[Dataset records on visual material]
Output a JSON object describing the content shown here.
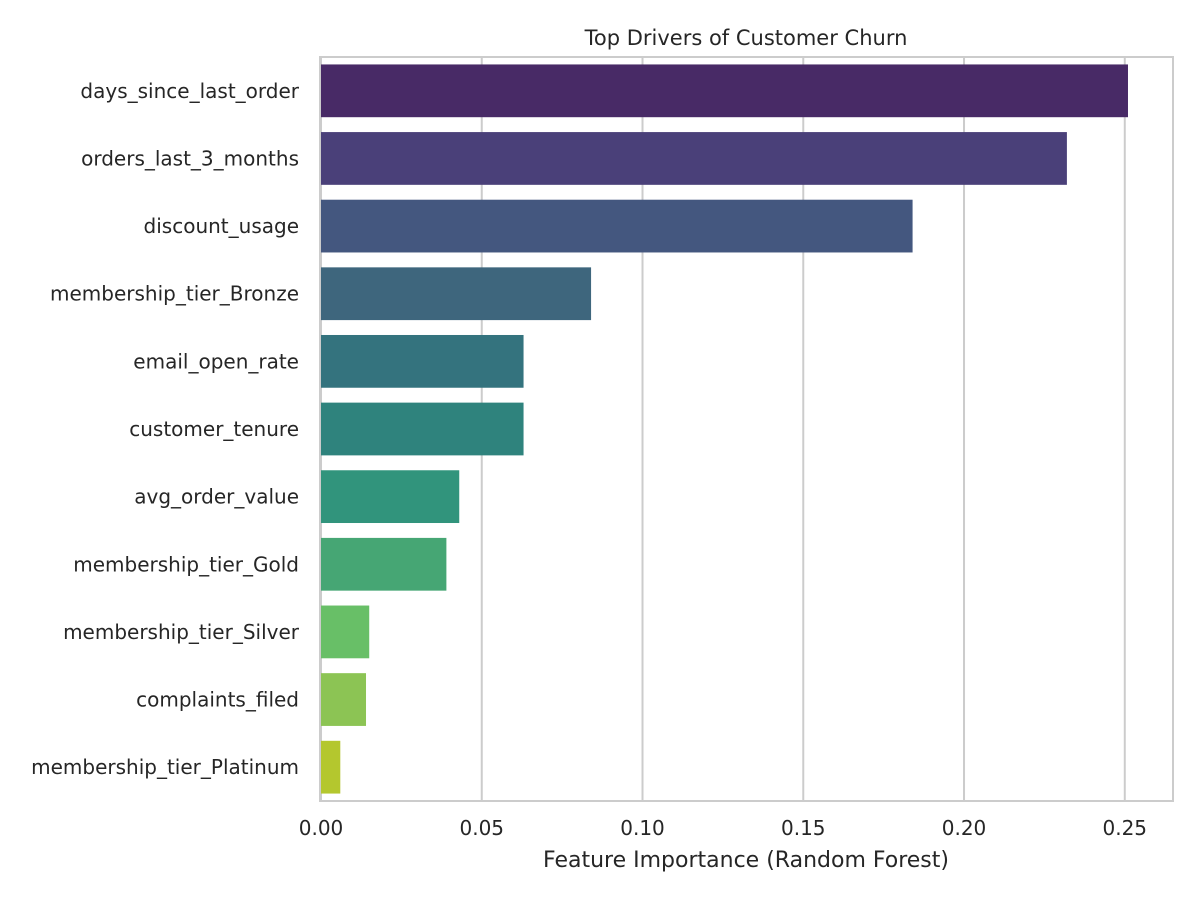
{
  "chart_data": {
    "type": "bar",
    "orientation": "horizontal",
    "title": "Top Drivers of Customer Churn",
    "xlabel": "Feature Importance (Random Forest)",
    "ylabel": "",
    "xlim": [
      0,
      0.265
    ],
    "xticks": [
      0.0,
      0.05,
      0.1,
      0.15,
      0.2,
      0.25
    ],
    "xtick_labels": [
      "0.00",
      "0.05",
      "0.10",
      "0.15",
      "0.20",
      "0.25"
    ],
    "grid": "vertical",
    "legend": "none",
    "categories": [
      "days_since_last_order",
      "orders_last_3_months",
      "discount_usage",
      "membership_tier_Bronze",
      "email_open_rate",
      "customer_tenure",
      "avg_order_value",
      "membership_tier_Gold",
      "membership_tier_Silver",
      "complaints_filed",
      "membership_tier_Platinum"
    ],
    "values": [
      0.251,
      0.232,
      0.184,
      0.084,
      0.063,
      0.063,
      0.043,
      0.039,
      0.015,
      0.014,
      0.006
    ],
    "colors": [
      "#482a66",
      "#4a4079",
      "#44577f",
      "#3e667d",
      "#34737e",
      "#2f837d",
      "#31947c",
      "#46a674",
      "#68bf67",
      "#8cc454",
      "#b4c72e"
    ]
  }
}
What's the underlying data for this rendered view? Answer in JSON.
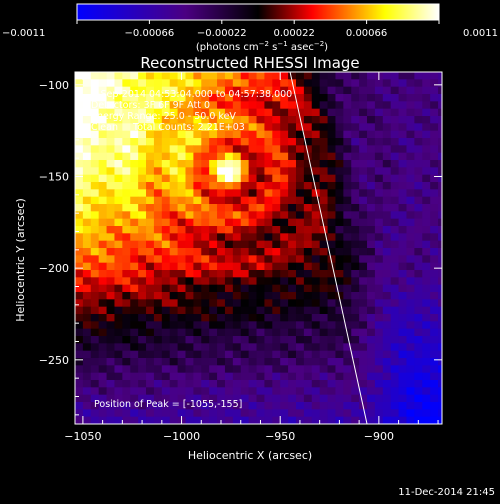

-- What you need to do --
Repeat the entries exactly. Pictures are excluded from the copy.

-- Task solution --
Output a JSON object describing the content shown here.
{
  "chart_data": {
    "type": "bar",
    "orientation": "horizontal",
    "title": "Top Drivers of Customer Churn",
    "xlabel": "Feature Importance (Random Forest)",
    "ylabel": "",
    "xlim": [
      0,
      0.265
    ],
    "xticks": [
      0.0,
      0.05,
      0.1,
      0.15,
      0.2,
      0.25
    ],
    "xtick_labels": [
      "0.00",
      "0.05",
      "0.10",
      "0.15",
      "0.20",
      "0.25"
    ],
    "grid": "vertical",
    "legend": "none",
    "categories": [
      "days_since_last_order",
      "orders_last_3_months",
      "discount_usage",
      "membership_tier_Bronze",
      "email_open_rate",
      "customer_tenure",
      "avg_order_value",
      "membership_tier_Gold",
      "membership_tier_Silver",
      "complaints_filed",
      "membership_tier_Platinum"
    ],
    "values": [
      0.251,
      0.232,
      0.184,
      0.084,
      0.063,
      0.063,
      0.043,
      0.039,
      0.015,
      0.014,
      0.006
    ],
    "colors": [
      "#482a66",
      "#4a4079",
      "#44577f",
      "#3e667d",
      "#34737e",
      "#2f837d",
      "#31947c",
      "#46a674",
      "#68bf67",
      "#8cc454",
      "#b4c72e"
    ]
  }
}
What's the underlying data for this rendered view? Answer in JSON.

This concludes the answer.